§ Stated goal
Extract all lines from the data beneath that include the word "mansion".

## start Data entries

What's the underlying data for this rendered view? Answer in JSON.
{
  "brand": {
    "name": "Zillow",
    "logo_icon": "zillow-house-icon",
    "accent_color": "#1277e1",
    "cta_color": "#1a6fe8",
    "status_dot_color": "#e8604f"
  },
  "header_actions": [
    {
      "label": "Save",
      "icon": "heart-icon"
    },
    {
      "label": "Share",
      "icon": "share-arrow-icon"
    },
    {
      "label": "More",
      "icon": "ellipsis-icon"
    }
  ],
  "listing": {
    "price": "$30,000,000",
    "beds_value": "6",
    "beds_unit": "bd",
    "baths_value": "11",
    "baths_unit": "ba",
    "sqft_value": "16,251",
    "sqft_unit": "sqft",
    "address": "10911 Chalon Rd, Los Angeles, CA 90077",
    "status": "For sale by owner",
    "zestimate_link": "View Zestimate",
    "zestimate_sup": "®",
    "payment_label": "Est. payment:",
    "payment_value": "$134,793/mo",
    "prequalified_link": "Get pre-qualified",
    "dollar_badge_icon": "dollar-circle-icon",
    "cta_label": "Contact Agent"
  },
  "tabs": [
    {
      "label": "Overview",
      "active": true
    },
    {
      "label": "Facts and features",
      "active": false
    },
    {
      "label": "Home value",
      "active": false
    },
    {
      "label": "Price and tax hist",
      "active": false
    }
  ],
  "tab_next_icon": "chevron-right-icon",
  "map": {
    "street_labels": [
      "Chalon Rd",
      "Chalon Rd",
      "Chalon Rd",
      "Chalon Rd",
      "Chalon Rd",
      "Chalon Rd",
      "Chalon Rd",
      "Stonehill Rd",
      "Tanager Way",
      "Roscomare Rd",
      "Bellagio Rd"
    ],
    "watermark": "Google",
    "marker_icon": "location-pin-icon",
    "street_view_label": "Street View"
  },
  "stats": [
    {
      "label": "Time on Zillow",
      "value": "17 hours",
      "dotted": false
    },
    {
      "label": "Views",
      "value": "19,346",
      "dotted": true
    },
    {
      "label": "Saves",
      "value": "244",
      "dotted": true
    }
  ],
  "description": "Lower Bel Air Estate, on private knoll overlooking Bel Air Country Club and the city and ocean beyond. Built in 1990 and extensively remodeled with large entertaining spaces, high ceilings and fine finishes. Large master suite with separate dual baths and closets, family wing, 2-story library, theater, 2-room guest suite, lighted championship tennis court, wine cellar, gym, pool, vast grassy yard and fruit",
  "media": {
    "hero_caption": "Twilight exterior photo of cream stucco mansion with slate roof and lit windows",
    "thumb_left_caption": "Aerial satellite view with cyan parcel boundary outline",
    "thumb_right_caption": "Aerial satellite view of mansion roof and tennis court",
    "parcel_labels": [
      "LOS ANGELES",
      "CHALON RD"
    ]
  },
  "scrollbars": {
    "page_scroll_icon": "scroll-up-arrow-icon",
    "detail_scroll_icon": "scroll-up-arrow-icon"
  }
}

## end Data entries

§ Solution to this problem
    "hero_caption": "Twilight exterior photo of cream stucco mansion with slate roof and lit windows",
    "thumb_right_caption": "Aerial satellite view of mansion roof and tennis court",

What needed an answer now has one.